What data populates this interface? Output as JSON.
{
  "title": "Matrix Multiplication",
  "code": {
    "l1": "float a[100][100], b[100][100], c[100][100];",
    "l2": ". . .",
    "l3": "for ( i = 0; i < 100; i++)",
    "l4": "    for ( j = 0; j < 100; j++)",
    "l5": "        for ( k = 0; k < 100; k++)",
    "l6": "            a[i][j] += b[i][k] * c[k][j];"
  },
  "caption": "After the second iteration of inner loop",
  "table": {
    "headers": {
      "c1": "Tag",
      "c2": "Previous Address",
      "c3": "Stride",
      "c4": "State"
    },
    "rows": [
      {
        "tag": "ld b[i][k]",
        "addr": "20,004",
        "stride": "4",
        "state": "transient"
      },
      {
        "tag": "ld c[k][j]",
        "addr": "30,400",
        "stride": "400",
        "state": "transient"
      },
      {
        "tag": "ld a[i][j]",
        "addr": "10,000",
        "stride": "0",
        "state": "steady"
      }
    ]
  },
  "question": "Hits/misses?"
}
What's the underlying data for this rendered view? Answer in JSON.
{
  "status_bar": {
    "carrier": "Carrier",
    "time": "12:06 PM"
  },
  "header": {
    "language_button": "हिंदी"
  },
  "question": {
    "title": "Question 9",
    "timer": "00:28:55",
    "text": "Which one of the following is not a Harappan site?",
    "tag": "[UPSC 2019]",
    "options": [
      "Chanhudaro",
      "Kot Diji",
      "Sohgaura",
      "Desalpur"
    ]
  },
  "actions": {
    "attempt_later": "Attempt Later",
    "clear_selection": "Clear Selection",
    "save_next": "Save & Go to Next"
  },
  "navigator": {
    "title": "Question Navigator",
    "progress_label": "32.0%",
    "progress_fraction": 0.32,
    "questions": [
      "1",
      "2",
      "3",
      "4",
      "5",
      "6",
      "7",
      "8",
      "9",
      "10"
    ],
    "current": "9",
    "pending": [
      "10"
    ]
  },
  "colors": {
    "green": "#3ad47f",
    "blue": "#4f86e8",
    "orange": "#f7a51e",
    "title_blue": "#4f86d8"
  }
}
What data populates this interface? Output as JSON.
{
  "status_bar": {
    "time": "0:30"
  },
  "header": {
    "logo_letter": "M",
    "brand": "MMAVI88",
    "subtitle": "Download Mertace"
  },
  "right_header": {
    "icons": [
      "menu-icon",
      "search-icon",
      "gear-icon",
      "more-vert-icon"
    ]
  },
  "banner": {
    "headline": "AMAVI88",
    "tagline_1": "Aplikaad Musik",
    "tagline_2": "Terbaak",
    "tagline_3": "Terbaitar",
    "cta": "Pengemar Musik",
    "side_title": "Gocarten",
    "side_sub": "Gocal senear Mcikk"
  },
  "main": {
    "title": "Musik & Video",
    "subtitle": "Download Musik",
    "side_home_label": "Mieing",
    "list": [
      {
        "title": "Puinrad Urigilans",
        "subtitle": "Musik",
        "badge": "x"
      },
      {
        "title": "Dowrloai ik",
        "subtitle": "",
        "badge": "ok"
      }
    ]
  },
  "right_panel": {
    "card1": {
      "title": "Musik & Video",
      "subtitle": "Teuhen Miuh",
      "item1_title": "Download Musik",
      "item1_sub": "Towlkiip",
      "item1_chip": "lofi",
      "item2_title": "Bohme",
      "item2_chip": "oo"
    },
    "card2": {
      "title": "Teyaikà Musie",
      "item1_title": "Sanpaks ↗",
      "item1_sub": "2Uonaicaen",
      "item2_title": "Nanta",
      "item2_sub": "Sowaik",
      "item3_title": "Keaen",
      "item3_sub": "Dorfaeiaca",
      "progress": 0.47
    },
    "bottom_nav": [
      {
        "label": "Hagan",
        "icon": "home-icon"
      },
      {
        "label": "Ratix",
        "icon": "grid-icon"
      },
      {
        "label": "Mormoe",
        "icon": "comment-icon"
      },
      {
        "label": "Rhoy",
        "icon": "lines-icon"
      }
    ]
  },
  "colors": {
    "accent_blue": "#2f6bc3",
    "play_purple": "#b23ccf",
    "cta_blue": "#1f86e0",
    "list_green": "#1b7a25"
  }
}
·····
Word for word, quote all of the data above.

### EXPECTED OUTPUT
What data populates this interface? Output as JSON.
{
  "title": "Matrix Multiplication",
  "code": {
    "l1": "float a[100][100], b[100][100], c[100][100];",
    "l2": ". . .",
    "l3": "for ( i = 0; i < 100; i++)",
    "l4": "    for ( j = 0; j < 100; j++)",
    "l5": "        for ( k = 0; k < 100; k++)",
    "l6": "            a[i][j] += b[i][k] * c[k][j];"
  },
  "caption": "After the second iteration of inner loop",
  "table": {
    "headers": {
      "c1": "Tag",
      "c2": "Previous Address",
      "c3": "Stride",
      "c4": "State"
    },
    "rows": [
      {
        "tag": "ld b[i][k]",
        "addr": "20,004",
        "stride": "4",
        "state": "transient"
      },
      {
        "tag": "ld c[k][j]",
        "addr": "30,400",
        "stride": "400",
        "state": "transient"
      },
      {
        "tag": "ld a[i][j]",
        "addr": "10,000",
        "stride": "0",
        "state": "steady"
      }
    ]
  },
  "question": "Hits/misses?"
}
What's the underlying data for this rendered view? Answer in JSON.
{
  "status_bar": {
    "carrier": "Carrier",
    "time": "12:06 PM"
  },
  "header": {
    "language_button": "हिंदी"
  },
  "question": {
    "title": "Question 9",
    "timer": "00:28:55",
    "text": "Which one of the following is not a Harappan site?",
    "tag": "[UPSC 2019]",
    "options": [
      "Chanhudaro",
      "Kot Diji",
      "Sohgaura",
      "Desalpur"
    ]
  },
  "actions": {
    "attempt_later": "Attempt Later",
    "clear_selection": "Clear Selection",
    "save_next": "Save & Go to Next"
  },
  "navigator": {
    "title": "Question Navigator",
    "progress_label": "32.0%",
    "progress_fraction": 0.32,
    "questions": [
      "1",
      "2",
      "3",
      "4",
      "5",
      "6",
      "7",
      "8",
      "9",
      "10"
    ],
    "current": "9",
    "pending": [
      "10"
    ]
  },
  "colors": {
    "green": "#3ad47f",
    "blue": "#4f86e8",
    "orange": "#f7a51e",
    "title_blue": "#4f86d8"
  }
}
What data populates this interface? Output as JSON.
{
  "status_bar": {
    "time": "0:30"
  },
  "header": {
    "logo_letter": "M",
    "brand": "MMAVI88",
    "subtitle": "Download Mertace"
  },
  "right_header": {
    "icons": [
      "menu-icon",
      "search-icon",
      "gear-icon",
      "more-vert-icon"
    ]
  },
  "banner": {
    "headline": "AMAVI88",
    "tagline_1": "Aplikaad Musik",
    "tagline_2": "Terbaak",
    "tagline_3": "Terbaitar",
    "cta": "Pengemar Musik",
    "side_title": "Gocarten",
    "side_sub": "Gocal senear Mcikk"
  },
  "main": {
    "title": "Musik & Video",
    "subtitle": "Download Musik",
    "side_home_label": "Mieing",
    "list": [
      {
        "title": "Puinrad Urigilans",
        "subtitle": "Musik",
        "badge": "x"
      },
      {
        "title": "Dowrloai ik",
        "subtitle": "",
        "badge": "ok"
      }
    ]
  },
  "right_panel": {
    "card1": {
      "title": "Musik & Video",
      "subtitle": "Teuhen Miuh",
      "item1_title": "Download Musik",
      "item1_sub": "Towlkiip",
      "item1_chip": "lofi",
      "item2_title": "Bohme",
      "item2_chip": "oo"
    },
    "card2": {
      "title": "Teyaikà Musie",
      "item1_title": "Sanpaks ↗",
      "item1_sub": "2Uonaicaen",
      "item2_title": "Nanta",
      "item2_sub": "Sowaik",
      "item3_title": "Keaen",
      "item3_sub": "Dorfaeiaca",
      "progress": 0.47
    },
    "bottom_nav": [
      {
        "label": "Hagan",
        "icon": "home-icon"
      },
      {
        "label": "Ratix",
        "icon": "grid-icon"
      },
      {
        "label": "Mormoe",
        "icon": "comment-icon"
      },
      {
        "label": "Rhoy",
        "icon": "lines-icon"
      }
    ]
  },
  "colors": {
    "accent_blue": "#2f6bc3",
    "play_purple": "#b23ccf",
    "cta_blue": "#1f86e0",
    "list_green": "#1b7a25"
  }
}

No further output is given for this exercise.